# [本文]
⟨

JA全中副会長(JA福島五連会長、JAふくしま未来会長)菅野孝志氏このひと

東日本大震災から10年を振り返って

JA全中 副会長
(JA福島五連会長、JAふくしま未来会長)
菅野 孝志 氏

〝伝わったか〟検証し国民理解を
JAグループ災害対策中央本部を常設

東日本大震災・東京電力福島第一原子力発電所の事故から10年となった。菅野孝志氏に、JA新ふくしま専務(当時)時代から、JA福島五連会長そして全中副会長となったこの10年を振り返ってもらいながら、復旧・復興へのJAグループの取り組みと今後を聞いた。


営農と暮らしの判断を迫られた2か月

当時を振り返って率直な思いから

 2011年3月11日。そこからの1~2か月は、我々にとって勝負の時であった。

 特に福島県では原発事故の影響もあり、浜通り地区を中心に16万人以上の県民が県内や全国各地に避難。直接の被災地であったJAふたば、JAそうま、JAたむら(いずれも当時)管内は、組合員はもとより役職員も避難を余儀なくされ事業活動が不可能となった。

 しかし、避難指示区域以外の店舗などでの代替により、農林中金・共済連等の支援のもと、全国のJAでの便宜支払い等が開始された。特にJAふたばはほぼ全域が避難指示対象となったため、県内各地や埼玉県に臨時営業のためのサポートセンターを開設し、避難者の貯払いや共済の手続きを行なった。

 その後、避難指示が順次解除され支店等での営業が再開されたが、大熊町や双葉町などの帰還困難区域では、依然再開が見通せない状況で、福島市や郡山市などの避難先で営業を継続している。

 JA新ふくしま(当時)が、組合員の総意のもと作り続けていく決意を確認したのは4月5日だった。「作っても売れなかったらどうする」という声が出たが、損害賠償のフレームの構築が、営農継続意欲を後押ししてくれたことは大きかった。

 県内の組合員は、先代から引き継がれてきた農地での営農を途絶えさせるか否かの判断を求められた。自らの暮らしをいかに守っていくかの判断を迫られた2か月間であった。

未だ払拭しきれぬ風評被害

福島の現状をどう感じている?

 現在も被災市町村の住民帰還が遅れ営農再開の妨げになっている。営農再開率は面積換算で30%程度に留まっている。この10年間で担い手の高齢化は著しく、営農再開意欲は低下しつつある。一方で、他県からの農業参入や意欲ある地元生産者を中心に新たな担い手もおり、水田営農が順次再開されているほか、さつまいも・玉ねぎ・長ねぎ・花きなど新たな農産物の生産も開始された。

 全国の支援や関係者の努力により、生産現場ではこの間、除染も進め、米の全袋検査を1千万超袋もおこなうなど懸命な努力を続けてきた。ようやく昨年から被災12市町村を除きモニタリング検査で大丈夫となった。

 しかし、米、牛肉、桃など品目によっては未だに風評被害が残っている。流通過程のどこかで「原発」を引きずり安く買いたたかれている。

 自分達が作った農畜産物が、良質で美味しいという商品そのものの価値を認めて欲しいという農家の思いは切ない。こうした状況が10年経っても解決できていないのは非常に寂しい。とにかく、風評被害を完全に払拭したい。

⟩

# [設定課題 A]
次の(i)〜(iii)の記述が本文と一致するかをそれぞれ「はい」か「いいえ」で答え、判断の決め手となる本文の語句を正確に引用してください。(i)JAふたばは埼玉県にもサポートセンターを開設した。(ii)被災地の営農再開率は面積換算で50%程度である。(iii)JA新ふくしまが作り続ける決意を確認したのは4月5日である。
# [設定課題 B]
本文のうち、「全国の支援や関係者の努力によ」から「ずり安く買いたたかれている。」までを、両端の語句も含めて一字一句違えずに書き写してください。

# [データ内容]
⟨

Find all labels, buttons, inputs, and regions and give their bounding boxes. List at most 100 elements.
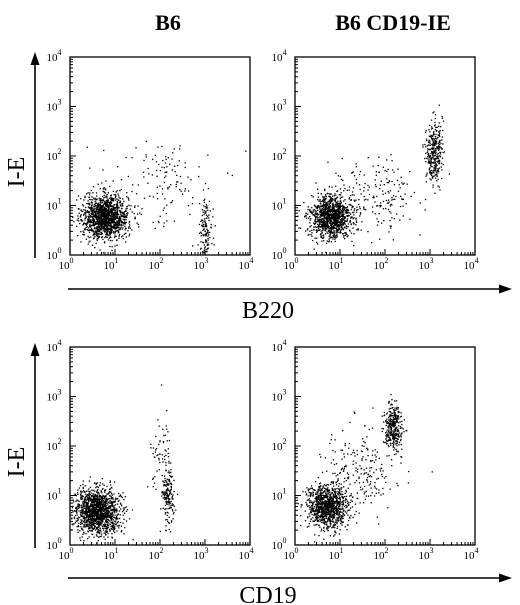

⟩

# [最終結果 A]
(i)はい。「県内各地や埼玉県に臨時営業のためのサポートセンターを開設し」
(ii)いいえ。「営農再開率は面積換算で30%程度に留まっている」
(iii)はい。「組合員の総意のもと作り続けていく決意を確認したのは4月5日だった」

# [最終結果 B]
全国の支援や関係者の努力により、生産現場ではこの間、除染も進め、米の全袋検査を1千万超袋もおこなうなど懸命な努力を続けてきた。ようやく昨年から被災12市町村を除きモニタリング検査で大丈夫となった。

 しかし、米、牛肉、桃など品目によっては未だに風評被害が残っている。流通過程のどこかで「原発」を引きずり安く買いたたかれている。